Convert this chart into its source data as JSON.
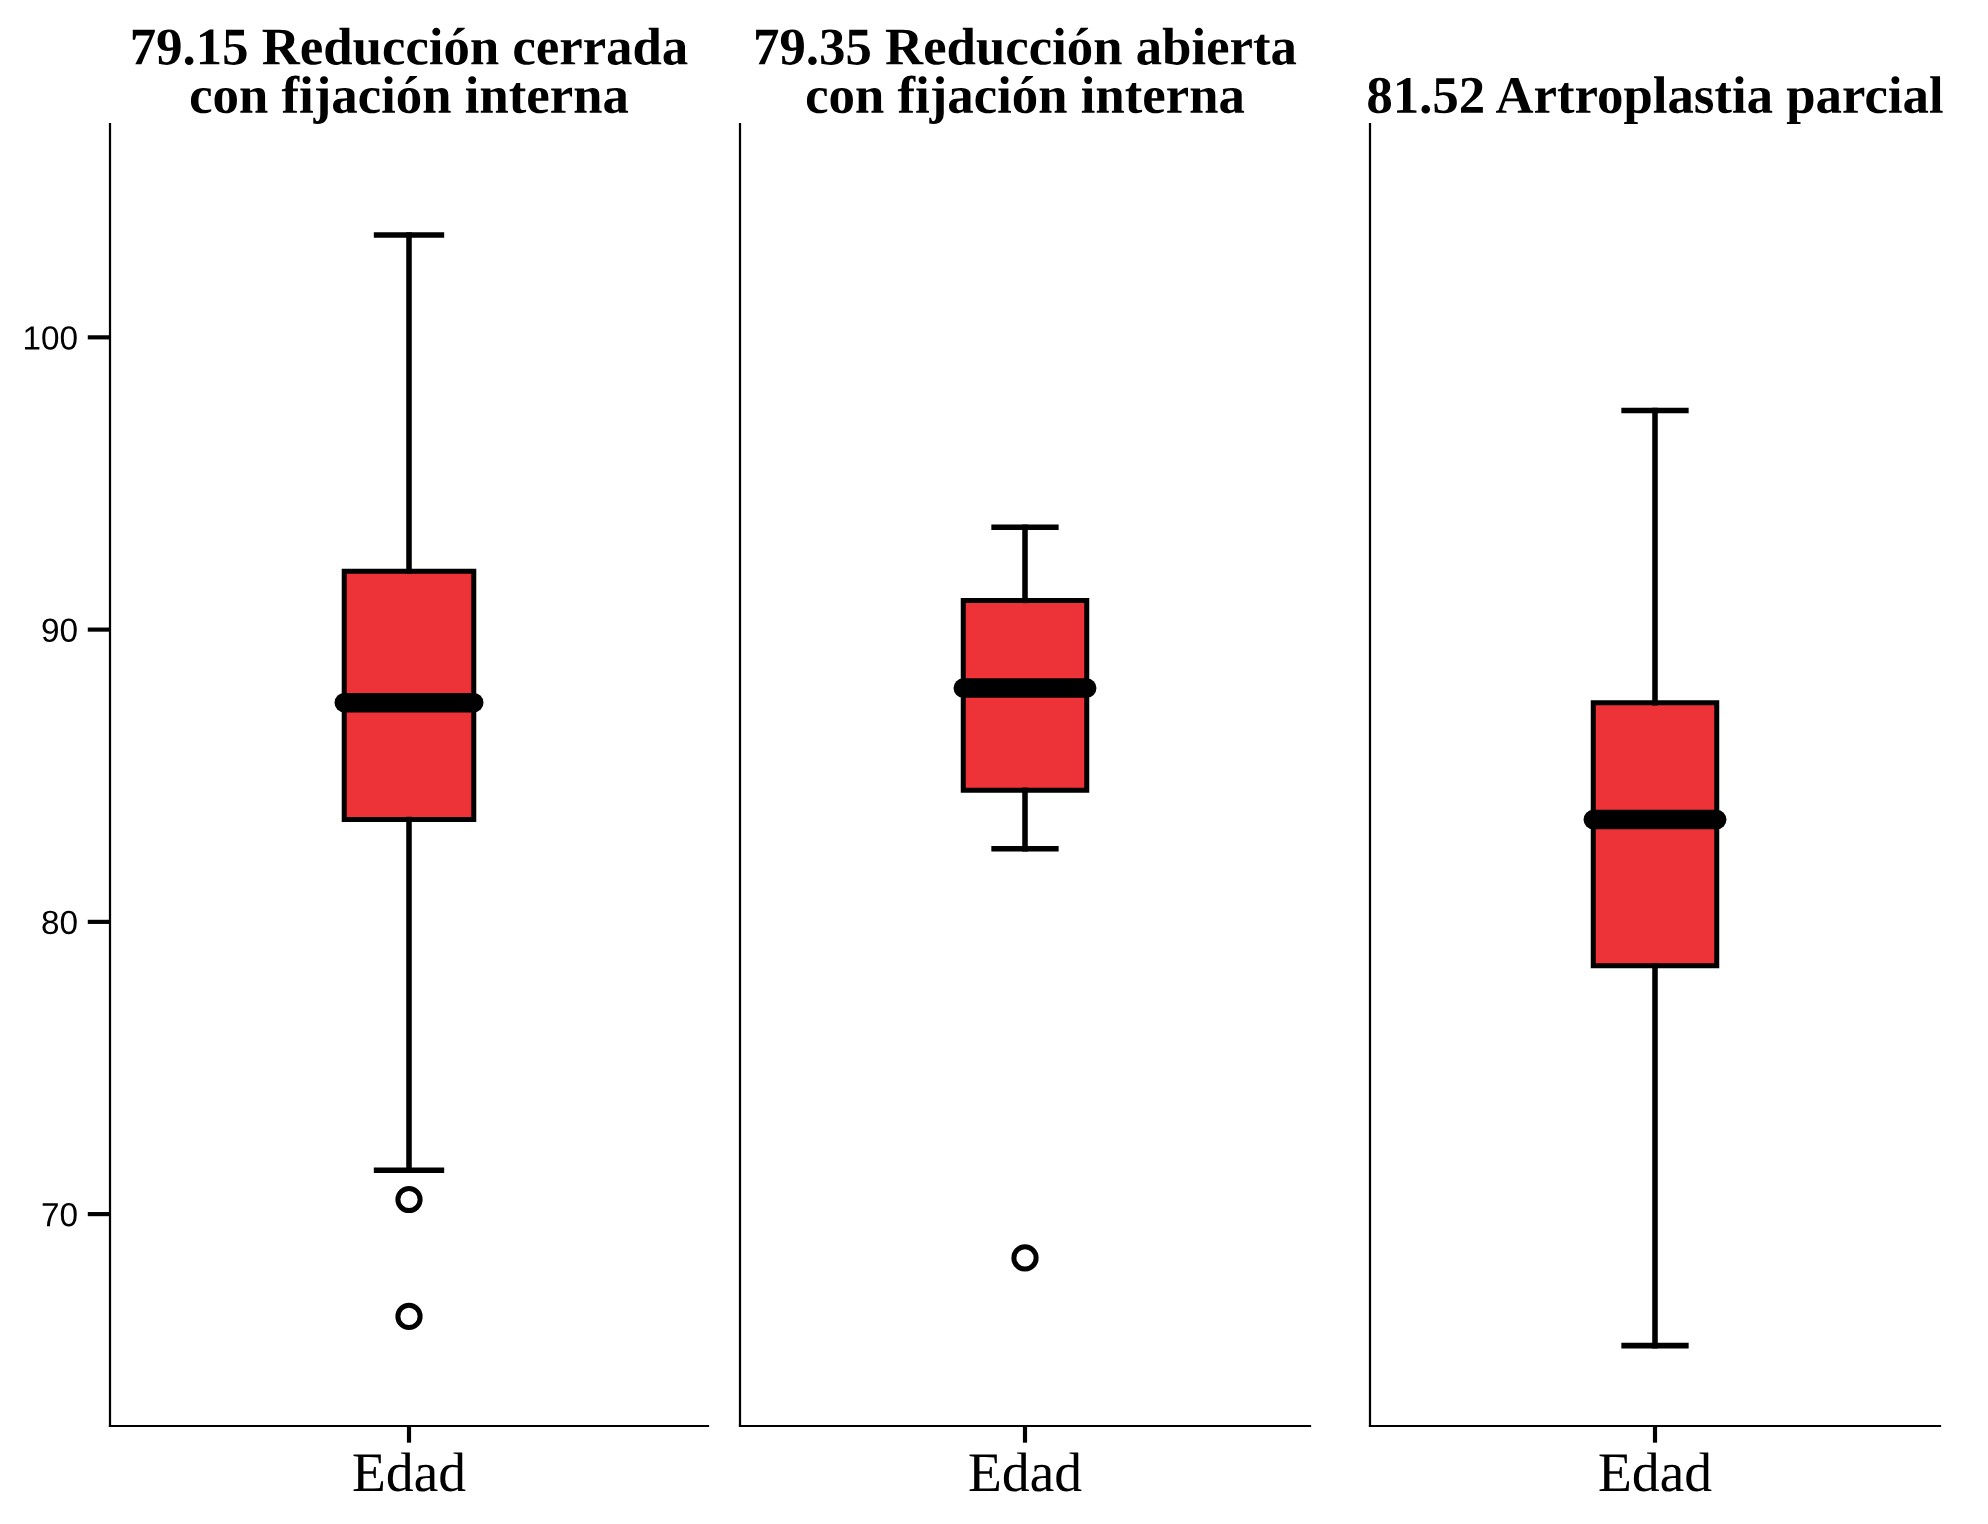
{
  "chart_data": [
    {
      "type": "box",
      "title": "79.15 Reducción cerrada\ncon fijación interna",
      "categories": [
        "Edad"
      ],
      "series": [
        {
          "color": "#ee3338",
          "boxes": [
            {
              "low": 71.5,
              "q1": 83.5,
              "median": 87.5,
              "q3": 92.0,
              "high": 103.5,
              "outliers": [
                70.5,
                66.5
              ]
            }
          ]
        }
      ],
      "ylim": [
        62.75,
        107.3
      ],
      "yticks": [
        70,
        80,
        90,
        100
      ],
      "grid": false
    },
    {
      "type": "box",
      "title": "79.35 Reducción abierta\ncon fijación interna",
      "categories": [
        "Edad"
      ],
      "series": [
        {
          "color": "#ee3338",
          "boxes": [
            {
              "low": 82.5,
              "q1": 84.5,
              "median": 88.0,
              "q3": 91.0,
              "high": 93.5,
              "outliers": [
                68.5
              ]
            }
          ]
        }
      ],
      "ylim": [
        62.75,
        107.3
      ],
      "tick_labels": "x",
      "grid": false
    },
    {
      "type": "box",
      "title": "81.52 Artroplastia parcial",
      "categories": [
        "Edad"
      ],
      "series": [
        {
          "color": "#ee3338",
          "boxes": [
            {
              "low": 65.5,
              "q1": 78.5,
              "median": 83.5,
              "q3": 87.5,
              "high": 97.5
            }
          ]
        }
      ],
      "ylim": [
        62.75,
        107.3
      ],
      "tick_labels": "x",
      "grid": false
    }
  ]
}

▶ **Written request**: Work out the number of lines in this listing that include the word "fijación". Reply with that number only.

▶ **Response**: 2